REQUIRED WORK:
Which lines in the records below contain the word "granodiorite"? Copy each of them.
-- Start of INPUT DATA --
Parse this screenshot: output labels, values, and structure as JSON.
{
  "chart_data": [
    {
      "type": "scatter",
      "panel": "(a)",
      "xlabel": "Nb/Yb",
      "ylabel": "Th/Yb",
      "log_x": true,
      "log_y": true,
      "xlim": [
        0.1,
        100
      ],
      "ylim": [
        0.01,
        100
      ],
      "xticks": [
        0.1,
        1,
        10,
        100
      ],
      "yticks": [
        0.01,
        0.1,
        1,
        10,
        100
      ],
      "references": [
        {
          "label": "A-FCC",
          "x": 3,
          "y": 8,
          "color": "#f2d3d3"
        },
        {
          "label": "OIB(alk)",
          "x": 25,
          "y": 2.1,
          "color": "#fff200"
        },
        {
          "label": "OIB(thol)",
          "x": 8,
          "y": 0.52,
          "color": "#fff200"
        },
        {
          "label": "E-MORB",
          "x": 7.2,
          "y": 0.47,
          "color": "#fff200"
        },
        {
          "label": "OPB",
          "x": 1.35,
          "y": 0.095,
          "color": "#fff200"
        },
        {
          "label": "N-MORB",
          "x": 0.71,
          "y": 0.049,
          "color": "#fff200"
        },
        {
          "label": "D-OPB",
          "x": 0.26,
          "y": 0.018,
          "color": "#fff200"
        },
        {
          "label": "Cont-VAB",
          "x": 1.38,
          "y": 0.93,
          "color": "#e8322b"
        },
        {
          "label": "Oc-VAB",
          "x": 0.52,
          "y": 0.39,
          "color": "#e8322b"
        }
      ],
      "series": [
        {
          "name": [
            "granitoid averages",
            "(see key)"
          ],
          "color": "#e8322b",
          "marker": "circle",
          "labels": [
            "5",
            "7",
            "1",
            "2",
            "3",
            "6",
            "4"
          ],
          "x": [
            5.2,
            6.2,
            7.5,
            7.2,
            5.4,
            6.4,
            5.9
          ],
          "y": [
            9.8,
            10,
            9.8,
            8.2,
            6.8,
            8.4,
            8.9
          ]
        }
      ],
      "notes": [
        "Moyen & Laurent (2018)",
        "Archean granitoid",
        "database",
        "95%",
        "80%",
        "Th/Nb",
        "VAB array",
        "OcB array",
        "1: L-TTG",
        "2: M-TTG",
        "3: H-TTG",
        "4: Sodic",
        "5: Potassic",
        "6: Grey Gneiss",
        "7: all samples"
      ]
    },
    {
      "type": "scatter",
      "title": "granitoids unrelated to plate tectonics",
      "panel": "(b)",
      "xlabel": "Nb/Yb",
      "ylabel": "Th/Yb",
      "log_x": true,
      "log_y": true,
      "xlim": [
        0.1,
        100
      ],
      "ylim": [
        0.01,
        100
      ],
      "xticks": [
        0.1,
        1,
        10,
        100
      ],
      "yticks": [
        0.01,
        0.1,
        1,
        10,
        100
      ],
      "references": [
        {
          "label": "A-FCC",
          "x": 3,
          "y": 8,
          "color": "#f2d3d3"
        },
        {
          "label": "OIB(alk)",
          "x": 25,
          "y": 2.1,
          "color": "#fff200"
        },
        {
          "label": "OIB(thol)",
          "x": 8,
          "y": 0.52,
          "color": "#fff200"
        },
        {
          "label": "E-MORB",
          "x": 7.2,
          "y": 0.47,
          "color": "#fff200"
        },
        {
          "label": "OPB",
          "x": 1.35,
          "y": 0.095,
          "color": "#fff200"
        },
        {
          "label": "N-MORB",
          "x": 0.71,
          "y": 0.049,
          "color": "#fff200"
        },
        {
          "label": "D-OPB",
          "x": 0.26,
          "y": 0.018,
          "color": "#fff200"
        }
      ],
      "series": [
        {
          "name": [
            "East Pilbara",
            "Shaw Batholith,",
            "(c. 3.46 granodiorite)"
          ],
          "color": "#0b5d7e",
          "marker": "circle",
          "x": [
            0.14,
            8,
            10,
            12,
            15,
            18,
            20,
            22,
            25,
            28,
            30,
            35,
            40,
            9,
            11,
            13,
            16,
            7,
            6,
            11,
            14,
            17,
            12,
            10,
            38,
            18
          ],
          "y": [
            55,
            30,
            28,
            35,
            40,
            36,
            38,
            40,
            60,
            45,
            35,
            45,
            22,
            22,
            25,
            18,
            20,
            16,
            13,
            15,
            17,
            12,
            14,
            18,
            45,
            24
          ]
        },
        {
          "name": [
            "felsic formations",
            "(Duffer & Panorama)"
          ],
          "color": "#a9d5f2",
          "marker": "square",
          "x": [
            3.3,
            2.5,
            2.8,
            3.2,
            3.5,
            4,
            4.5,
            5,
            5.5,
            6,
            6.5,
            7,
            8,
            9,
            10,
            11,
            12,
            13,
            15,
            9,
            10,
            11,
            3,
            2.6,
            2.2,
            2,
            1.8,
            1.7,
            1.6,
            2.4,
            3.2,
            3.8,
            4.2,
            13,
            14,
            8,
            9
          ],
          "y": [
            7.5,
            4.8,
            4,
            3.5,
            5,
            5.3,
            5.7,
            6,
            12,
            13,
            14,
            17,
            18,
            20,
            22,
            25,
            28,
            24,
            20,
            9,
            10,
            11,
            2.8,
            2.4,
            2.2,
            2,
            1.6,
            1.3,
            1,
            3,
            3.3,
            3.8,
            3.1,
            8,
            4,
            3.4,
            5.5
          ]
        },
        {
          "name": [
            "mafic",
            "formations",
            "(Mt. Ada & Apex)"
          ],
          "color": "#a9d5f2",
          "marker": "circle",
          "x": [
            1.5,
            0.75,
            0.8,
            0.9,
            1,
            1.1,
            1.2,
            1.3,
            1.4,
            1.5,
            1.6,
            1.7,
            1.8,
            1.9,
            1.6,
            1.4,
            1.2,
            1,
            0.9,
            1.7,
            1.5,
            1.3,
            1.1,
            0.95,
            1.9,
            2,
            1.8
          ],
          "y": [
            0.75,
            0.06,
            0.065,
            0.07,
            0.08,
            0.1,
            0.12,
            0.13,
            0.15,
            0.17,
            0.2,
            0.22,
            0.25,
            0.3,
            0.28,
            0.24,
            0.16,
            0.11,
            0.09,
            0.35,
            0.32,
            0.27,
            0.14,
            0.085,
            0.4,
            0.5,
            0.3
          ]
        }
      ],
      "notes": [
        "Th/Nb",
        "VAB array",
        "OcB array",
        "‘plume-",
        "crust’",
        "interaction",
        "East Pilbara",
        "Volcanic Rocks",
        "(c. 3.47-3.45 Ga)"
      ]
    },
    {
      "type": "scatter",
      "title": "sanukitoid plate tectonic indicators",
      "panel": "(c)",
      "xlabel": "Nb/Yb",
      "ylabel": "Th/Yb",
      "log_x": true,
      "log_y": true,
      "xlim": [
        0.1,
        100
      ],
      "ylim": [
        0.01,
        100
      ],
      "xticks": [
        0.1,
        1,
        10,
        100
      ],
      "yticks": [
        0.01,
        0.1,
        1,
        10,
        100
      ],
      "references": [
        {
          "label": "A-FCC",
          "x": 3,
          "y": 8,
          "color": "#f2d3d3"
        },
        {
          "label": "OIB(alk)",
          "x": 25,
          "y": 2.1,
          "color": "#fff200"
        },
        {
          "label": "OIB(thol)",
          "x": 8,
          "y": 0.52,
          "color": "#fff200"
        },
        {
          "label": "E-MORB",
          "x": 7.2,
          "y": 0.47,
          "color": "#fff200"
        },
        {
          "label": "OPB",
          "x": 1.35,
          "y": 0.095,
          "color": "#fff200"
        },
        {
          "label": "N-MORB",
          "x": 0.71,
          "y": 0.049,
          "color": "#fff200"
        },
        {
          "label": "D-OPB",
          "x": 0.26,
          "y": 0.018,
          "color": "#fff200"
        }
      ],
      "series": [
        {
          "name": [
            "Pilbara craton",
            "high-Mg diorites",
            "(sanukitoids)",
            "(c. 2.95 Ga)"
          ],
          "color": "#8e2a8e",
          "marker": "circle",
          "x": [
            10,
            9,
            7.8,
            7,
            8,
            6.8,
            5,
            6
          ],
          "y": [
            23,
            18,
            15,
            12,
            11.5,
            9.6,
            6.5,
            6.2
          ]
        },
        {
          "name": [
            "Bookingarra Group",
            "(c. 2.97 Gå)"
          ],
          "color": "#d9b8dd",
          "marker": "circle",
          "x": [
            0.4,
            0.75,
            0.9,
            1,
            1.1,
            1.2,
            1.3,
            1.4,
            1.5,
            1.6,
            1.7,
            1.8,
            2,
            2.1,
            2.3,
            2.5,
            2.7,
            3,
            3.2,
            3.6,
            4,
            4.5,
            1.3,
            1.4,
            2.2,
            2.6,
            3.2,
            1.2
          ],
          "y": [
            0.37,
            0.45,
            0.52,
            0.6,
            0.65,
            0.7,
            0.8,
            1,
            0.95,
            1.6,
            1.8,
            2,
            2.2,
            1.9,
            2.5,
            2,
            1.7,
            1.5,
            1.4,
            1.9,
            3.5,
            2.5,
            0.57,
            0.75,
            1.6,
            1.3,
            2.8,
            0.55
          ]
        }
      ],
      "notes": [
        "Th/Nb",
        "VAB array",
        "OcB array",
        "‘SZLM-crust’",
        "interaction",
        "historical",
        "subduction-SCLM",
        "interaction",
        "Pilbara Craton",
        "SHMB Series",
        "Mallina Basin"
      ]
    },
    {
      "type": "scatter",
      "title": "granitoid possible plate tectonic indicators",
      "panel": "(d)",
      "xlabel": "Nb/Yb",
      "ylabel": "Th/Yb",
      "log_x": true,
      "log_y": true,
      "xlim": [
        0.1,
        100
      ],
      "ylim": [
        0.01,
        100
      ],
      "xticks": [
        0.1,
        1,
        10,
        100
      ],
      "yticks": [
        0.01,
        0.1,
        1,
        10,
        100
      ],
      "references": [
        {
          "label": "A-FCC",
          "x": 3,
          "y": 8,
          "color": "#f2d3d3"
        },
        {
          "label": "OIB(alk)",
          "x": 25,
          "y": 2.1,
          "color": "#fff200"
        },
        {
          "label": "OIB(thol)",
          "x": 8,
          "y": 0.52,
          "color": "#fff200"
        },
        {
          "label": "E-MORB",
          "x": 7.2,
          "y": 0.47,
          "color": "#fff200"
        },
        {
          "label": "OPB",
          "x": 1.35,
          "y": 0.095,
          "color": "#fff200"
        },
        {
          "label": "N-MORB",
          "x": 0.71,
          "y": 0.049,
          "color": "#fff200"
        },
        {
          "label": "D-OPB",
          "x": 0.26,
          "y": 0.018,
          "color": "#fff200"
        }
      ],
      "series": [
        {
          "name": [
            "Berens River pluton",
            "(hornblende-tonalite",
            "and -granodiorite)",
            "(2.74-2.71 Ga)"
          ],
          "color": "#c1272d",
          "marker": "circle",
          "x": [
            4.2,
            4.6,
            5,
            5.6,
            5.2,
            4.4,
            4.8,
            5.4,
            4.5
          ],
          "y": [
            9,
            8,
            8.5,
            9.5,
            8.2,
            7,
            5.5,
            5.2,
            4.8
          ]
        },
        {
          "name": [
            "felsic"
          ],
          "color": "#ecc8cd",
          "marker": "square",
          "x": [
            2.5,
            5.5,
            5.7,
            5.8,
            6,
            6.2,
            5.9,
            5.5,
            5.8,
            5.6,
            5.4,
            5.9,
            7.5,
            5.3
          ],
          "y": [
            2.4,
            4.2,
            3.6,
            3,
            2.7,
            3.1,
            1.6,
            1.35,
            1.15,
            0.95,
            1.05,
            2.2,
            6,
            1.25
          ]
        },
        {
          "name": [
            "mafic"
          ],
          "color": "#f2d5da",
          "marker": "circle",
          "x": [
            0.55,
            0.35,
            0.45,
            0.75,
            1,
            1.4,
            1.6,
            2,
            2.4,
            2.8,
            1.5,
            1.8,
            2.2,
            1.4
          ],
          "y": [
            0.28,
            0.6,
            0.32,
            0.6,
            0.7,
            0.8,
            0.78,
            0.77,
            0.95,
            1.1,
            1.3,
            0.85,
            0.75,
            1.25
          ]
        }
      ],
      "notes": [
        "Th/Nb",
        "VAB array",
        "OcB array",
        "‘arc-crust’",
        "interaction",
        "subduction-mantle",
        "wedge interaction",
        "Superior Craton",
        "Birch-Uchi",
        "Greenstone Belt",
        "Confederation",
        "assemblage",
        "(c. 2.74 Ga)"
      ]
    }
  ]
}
-- End of INPUT DATA --
COMPLETE ANSWER:
            "(c. 3.46 granodiorite)"
            "and -granodiorite)",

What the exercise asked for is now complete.